Read the material below. Count the lines containing "painted" and give that count alone.

#### INPUT DATA ####

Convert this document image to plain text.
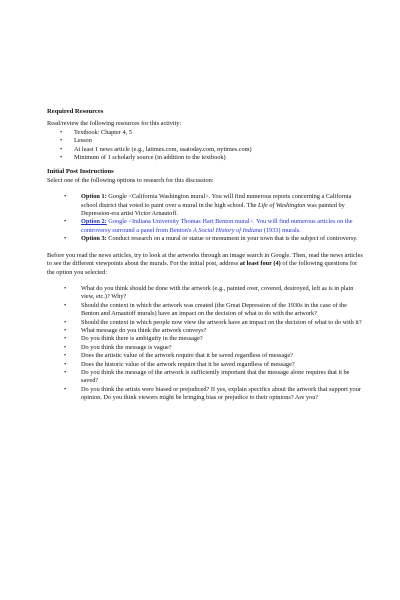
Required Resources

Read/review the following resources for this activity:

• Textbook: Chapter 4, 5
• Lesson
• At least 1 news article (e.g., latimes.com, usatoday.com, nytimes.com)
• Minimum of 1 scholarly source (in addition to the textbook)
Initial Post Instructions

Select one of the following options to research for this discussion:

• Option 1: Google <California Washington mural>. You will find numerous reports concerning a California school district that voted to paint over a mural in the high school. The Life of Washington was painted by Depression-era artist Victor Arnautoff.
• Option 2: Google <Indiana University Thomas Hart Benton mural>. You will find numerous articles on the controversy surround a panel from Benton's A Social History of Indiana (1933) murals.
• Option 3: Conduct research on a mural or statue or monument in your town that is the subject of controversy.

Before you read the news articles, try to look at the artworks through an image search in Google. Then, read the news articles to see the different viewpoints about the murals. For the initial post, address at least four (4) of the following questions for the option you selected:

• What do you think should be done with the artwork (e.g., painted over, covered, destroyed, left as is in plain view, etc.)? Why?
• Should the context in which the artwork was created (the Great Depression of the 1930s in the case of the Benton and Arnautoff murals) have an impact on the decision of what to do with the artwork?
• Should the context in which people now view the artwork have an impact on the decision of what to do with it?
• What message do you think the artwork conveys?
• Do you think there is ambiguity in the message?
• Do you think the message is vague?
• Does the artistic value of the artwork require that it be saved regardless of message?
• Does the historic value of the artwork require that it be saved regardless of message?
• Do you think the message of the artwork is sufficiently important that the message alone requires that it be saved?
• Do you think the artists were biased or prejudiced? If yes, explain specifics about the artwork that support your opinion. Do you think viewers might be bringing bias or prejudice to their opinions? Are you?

####

▶ [RESULT]: 2